(Rows from a dataset)
— Begin —

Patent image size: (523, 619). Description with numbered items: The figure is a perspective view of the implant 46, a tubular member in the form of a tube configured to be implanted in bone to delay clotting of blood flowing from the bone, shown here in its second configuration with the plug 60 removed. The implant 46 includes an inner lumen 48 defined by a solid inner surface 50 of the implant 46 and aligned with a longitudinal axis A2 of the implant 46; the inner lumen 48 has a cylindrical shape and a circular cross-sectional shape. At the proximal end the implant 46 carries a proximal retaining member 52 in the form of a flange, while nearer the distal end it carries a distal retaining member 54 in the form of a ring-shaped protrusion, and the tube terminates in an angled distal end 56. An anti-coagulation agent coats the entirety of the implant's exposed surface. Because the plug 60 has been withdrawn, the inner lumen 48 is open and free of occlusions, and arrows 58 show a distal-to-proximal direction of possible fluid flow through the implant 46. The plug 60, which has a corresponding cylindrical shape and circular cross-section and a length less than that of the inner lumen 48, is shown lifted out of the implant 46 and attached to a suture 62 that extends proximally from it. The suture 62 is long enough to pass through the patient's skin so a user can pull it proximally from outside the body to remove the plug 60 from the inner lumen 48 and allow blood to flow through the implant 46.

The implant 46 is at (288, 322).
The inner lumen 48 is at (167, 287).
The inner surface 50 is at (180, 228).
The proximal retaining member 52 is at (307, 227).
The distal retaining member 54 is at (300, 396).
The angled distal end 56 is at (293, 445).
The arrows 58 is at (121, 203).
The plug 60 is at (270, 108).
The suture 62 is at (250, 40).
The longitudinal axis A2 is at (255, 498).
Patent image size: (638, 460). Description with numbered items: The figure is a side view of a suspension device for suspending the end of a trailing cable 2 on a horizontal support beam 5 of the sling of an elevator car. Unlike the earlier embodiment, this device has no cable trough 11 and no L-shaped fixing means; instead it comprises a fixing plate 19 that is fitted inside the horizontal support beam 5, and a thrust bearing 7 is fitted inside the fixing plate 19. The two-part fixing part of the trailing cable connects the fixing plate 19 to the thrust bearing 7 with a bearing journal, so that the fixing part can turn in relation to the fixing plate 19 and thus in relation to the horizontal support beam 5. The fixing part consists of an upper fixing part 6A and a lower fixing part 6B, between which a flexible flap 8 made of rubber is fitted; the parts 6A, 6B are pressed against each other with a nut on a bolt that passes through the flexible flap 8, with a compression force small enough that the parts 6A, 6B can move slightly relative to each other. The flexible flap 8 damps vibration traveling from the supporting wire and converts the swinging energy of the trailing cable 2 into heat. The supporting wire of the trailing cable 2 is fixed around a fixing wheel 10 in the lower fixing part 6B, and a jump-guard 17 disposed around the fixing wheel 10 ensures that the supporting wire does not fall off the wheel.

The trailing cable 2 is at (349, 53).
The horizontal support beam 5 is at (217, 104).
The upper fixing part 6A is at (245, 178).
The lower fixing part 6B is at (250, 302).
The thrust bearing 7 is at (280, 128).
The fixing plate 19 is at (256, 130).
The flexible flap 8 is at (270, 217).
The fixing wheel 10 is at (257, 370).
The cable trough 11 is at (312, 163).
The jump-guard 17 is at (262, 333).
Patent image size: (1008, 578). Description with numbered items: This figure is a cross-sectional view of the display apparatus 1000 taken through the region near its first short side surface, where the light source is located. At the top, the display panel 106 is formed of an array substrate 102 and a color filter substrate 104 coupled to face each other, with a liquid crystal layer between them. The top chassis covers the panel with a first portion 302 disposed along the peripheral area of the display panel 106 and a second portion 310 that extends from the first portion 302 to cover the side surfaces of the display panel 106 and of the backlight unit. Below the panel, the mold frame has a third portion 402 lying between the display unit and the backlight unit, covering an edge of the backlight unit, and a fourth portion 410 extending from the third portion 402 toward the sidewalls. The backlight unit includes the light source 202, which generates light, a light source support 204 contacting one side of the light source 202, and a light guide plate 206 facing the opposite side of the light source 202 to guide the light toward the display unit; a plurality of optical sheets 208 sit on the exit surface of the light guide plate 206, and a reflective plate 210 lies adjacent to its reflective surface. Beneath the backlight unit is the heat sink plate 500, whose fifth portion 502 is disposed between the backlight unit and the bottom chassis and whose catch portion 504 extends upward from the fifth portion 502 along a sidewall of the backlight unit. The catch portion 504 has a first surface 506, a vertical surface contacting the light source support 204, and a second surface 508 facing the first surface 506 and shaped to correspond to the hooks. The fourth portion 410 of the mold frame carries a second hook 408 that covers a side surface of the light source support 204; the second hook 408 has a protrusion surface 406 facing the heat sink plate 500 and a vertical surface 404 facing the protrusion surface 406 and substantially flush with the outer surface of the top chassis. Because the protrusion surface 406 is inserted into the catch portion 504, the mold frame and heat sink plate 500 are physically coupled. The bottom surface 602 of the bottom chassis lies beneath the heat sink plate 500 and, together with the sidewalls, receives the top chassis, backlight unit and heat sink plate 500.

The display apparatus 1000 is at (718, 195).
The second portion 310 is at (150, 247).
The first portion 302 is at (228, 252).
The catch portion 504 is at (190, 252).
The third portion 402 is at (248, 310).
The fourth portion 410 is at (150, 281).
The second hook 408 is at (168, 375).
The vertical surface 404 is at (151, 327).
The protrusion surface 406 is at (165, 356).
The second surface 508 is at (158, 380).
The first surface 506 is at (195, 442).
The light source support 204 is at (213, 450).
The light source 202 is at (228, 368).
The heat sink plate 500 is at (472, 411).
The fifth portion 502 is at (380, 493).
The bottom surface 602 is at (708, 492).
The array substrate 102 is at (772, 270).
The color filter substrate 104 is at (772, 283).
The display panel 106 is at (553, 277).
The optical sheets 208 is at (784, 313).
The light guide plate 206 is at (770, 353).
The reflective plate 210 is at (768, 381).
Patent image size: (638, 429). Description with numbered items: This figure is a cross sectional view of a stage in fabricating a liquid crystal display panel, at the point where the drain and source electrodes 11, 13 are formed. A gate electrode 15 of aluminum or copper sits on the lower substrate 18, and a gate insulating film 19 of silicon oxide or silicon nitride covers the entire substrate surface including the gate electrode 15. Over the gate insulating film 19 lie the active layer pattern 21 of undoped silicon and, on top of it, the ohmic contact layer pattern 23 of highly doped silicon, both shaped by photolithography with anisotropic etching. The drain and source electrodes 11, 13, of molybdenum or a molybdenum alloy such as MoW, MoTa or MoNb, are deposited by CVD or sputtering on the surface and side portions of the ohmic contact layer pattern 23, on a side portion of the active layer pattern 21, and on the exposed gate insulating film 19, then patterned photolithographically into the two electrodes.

— End —

■ **PROBLEM**
Pull out every line in the rows above that contains the word "flap".

■ **SOLVED EXERCISE**
Patent image size: (638, 460). Description with numbered items: The figure is a side view of a suspension device for suspending the end of a trailing cable 2 on a horizontal support beam 5 of the sling of an elevator car. Unlike the earlier embodiment, this device has no cable trough 11 and no L-shaped fixing means; instead it comprises a fixing plate 19 that is fitted inside the horizontal support beam 5, and a thrust bearing 7 is fitted inside the fixing plate 19. The two-part fixing part of the trailing cable connects the fixing plate 19 to the thrust bearing 7 with a bearing journal, so that the fixing part can turn in relation to the fixing plate 19 and thus in relation to the horizontal support beam 5. The fixing part consists of an upper fixing part 6A and a lower fixing part 6B, between which a flexible flap 8 made of rubber is fitted; the parts 6A, 6B are pressed against each other with a nut on a bolt that passes through the flexible flap 8, with a compression force small enough that the parts 6A, 6B can move slightly relative to each other. The flexible flap 8 damps vibration traveling from the supporting wire and converts the swinging energy of the trailing cable 2 into heat. The supporting wire of the trailing cable 2 is fixed around a fixing wheel 10 in the lower fixing part 6B, and a jump-guard 17 disposed around the fixing wheel 10 ensures that the supporting wire does not fall off the wheel.
The flexible flap 8 is at (270, 217).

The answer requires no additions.